▶ **What you should do**:
Compute the number of lines that include the string "legend", then output that number and nothing else.

+ + + + +

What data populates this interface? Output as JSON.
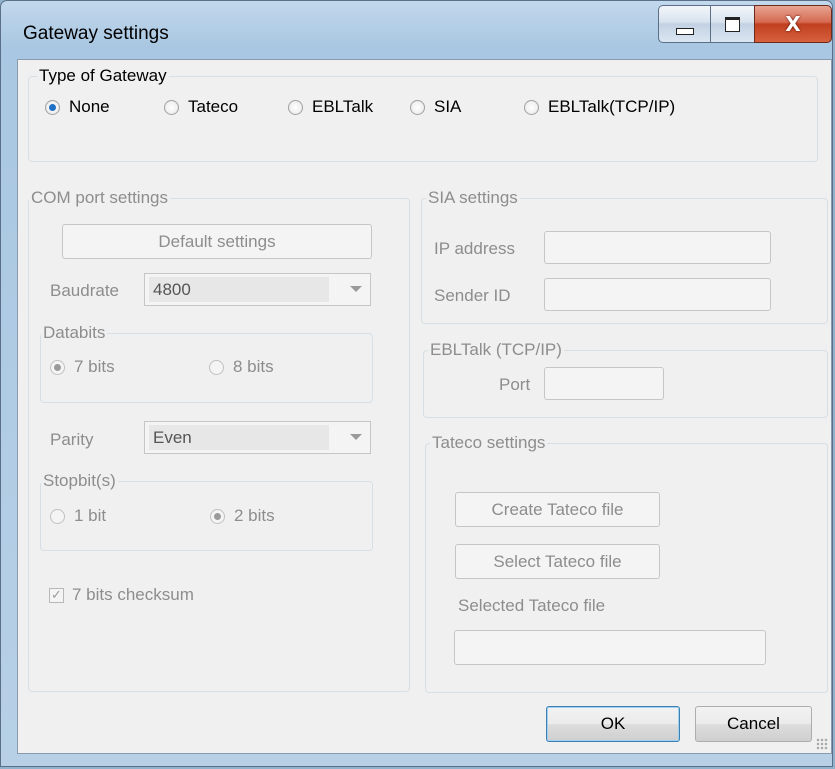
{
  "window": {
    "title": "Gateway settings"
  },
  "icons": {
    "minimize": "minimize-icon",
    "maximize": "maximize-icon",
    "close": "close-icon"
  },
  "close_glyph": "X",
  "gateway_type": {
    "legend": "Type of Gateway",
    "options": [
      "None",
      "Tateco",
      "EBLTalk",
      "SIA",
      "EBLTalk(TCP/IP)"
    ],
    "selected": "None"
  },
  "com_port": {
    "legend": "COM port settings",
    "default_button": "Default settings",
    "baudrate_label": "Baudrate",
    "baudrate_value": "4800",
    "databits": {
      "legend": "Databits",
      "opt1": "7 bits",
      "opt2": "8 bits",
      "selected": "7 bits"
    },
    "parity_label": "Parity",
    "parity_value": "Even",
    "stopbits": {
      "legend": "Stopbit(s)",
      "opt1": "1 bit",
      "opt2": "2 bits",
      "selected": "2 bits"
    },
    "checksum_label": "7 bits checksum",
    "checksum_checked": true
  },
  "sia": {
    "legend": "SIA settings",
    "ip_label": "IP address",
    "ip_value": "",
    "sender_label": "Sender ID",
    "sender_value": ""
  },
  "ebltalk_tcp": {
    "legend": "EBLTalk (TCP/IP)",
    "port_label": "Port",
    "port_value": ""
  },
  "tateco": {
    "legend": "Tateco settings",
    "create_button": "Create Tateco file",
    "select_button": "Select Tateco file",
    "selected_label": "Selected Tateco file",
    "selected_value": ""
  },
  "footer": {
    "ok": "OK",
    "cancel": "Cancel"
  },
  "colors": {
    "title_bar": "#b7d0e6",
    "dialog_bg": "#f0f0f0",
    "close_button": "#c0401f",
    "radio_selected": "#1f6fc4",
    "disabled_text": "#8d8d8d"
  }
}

+ + + + +

▶ **Task result**:
7